> SELECTED EXCERPT

☆ ☆ ☆ ☆ ☆

A woman spinning in a Cinderella wedding gown. A man getting down on one knee. (Why one? Why not both?) A diamond ring slid onto the fourth finger of the left hand. Love Is Blind really milks these moments. Are they bankrupt clichés or necessary rituals? It’s natural when watching reality shows to wonder how much of the drama is authentic. I don’t have special knowledge, but I found the tension quite believable—and still, I was struck by how scripted the contestants often sounded, not because producers were feeding them lines, but because movies and songs and books did. I’ve never felt this way before. I can’t imagine life without you. I’m so happy. Are they saying those things because that’s how they feel or because that’s what they’re supposed to feel? (This is the same question I torture myself with when I’m dating: How much of this is even real?)

One of my favorite characters this season was Nancy, a 31-year-old speech pathologist with a laugh like champagne bubbles. She paired up with an affable 25-year-old bartender named Bartise, and much was made of their six-year age difference. Is he mature enough for marriage? He insists so; later evidence suggests otherwise. One night when the couple is cuddling in bed, he crows his attraction for another contestant, Raven, calling her “a f—ing smokeshow,” and Nancy’s eyes narrow ever so slightly as she processes this casual microbetrayal. Bartise turns out to be very much a 25-year-old. Arrogant, flippant, artlessly blunt. But Nancy loves him, and she is masterful at navigating tense moments. One afternoon, folding laundry, they wander into a disagreement over abortion. Nancy is pro–abortion rights; Bartise is not. But the way they walk through the land mines, each careful to give the other person dignity and grace, gives you faith they might find their way. (Then Bartise goes and brings up the conversation at dinner with his family, a terrible idea, and that faith is broken again.)

☆ ☆ ☆ ☆ ☆

> LIST OF TASKS
• 1. Answer these questions using the Love Is Blind essay:
(a) Onto which finger is the diamond ring slid?
(b) What is Nancy's profession?
(c) On what subject do Nancy and Bartise disagree while folding laundry?
• 2. From the Love Is Blind essay, extract the passage from "A woman spinning" to "is even real?)", reproducing it word for word.
Rely on the Love Is Blind essay alone, without outside knowledge.

☆ ☆ ☆ ☆ ☆

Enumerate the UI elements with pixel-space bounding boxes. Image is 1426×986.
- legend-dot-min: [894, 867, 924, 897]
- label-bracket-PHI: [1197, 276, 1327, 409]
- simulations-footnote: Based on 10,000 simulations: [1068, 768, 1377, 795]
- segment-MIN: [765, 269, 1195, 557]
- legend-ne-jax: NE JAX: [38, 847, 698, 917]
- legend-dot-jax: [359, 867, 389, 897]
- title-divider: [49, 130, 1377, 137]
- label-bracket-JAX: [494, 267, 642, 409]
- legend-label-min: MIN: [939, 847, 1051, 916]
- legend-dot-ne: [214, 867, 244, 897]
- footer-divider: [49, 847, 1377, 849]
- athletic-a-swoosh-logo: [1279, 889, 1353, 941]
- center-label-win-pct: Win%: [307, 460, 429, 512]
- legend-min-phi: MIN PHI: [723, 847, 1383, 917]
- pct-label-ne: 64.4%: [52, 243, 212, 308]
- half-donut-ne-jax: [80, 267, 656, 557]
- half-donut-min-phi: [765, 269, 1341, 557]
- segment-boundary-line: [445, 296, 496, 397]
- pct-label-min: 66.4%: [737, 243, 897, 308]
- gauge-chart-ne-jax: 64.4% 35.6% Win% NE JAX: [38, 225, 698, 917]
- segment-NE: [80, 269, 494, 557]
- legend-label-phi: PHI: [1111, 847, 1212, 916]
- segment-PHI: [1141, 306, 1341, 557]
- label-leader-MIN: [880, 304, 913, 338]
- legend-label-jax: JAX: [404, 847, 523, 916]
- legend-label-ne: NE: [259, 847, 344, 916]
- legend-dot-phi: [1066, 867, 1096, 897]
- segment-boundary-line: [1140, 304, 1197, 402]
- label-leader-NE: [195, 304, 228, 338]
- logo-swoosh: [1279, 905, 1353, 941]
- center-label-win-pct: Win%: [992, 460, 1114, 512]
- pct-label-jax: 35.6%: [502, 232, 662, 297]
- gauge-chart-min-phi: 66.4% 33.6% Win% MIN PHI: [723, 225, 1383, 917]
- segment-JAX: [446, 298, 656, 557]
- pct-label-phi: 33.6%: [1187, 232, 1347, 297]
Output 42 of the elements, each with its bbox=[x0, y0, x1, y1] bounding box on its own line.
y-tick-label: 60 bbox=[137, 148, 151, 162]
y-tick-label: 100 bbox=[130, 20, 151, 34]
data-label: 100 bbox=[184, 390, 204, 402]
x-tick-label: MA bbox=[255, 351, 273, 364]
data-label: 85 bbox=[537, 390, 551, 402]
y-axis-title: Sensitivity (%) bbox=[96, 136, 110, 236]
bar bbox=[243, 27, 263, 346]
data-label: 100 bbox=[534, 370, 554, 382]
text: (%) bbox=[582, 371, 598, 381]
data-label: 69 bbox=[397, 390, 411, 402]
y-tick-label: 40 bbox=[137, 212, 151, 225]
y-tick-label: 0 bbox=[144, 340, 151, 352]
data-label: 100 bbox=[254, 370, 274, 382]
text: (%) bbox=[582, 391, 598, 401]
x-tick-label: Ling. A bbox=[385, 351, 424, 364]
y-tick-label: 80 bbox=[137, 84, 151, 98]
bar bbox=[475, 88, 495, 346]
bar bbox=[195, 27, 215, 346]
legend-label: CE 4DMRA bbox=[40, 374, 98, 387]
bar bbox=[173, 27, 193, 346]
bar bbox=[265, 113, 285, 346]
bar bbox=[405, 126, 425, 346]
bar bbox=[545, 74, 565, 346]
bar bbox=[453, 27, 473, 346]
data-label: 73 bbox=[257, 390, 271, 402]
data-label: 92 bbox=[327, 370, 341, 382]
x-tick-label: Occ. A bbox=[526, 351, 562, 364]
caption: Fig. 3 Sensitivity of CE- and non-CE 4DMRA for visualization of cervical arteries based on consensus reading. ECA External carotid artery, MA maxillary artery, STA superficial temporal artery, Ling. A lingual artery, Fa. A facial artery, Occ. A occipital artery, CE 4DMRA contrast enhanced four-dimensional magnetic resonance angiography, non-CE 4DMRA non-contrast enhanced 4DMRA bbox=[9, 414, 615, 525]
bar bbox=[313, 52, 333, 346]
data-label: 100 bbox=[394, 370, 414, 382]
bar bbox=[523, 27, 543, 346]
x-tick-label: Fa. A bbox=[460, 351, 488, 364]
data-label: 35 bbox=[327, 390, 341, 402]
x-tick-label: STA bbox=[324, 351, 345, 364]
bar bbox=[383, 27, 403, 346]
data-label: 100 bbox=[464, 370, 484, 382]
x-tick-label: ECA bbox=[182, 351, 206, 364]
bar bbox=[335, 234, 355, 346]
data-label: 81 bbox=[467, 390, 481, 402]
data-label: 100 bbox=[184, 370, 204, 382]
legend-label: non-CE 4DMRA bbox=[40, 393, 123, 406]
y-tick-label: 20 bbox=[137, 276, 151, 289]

☆ ☆ ☆ ☆ ☆

> ANSWERS TO THE PROBLEMS
• 1.
(a) The fourth finger of the left hand.
(b) She is a speech pathologist.
(c) Abortion.

• 2.
A woman spinning in a Cinderella wedding gown. A man getting down on one knee. (Why one? Why not both?) A diamond ring slid onto the fourth finger of the left hand. Love Is Blind really milks these moments. Are they bankrupt clichés or necessary rituals? It’s natural when watching reality shows to wonder how much of the drama is authentic. I don’t have special knowledge, but I found the tension quite believable—and still, I was struck by how scripted the contestants often sounded, not because producers were feeding them lines, but because movies and songs and books did. I’ve never felt this way before. I can’t imagine life without you. I’m so happy. Are they saying those things because that’s how they feel or because that’s what they’re supposed to feel? (This is the same question I torture myself with when I’m dating: How much of this is even real?)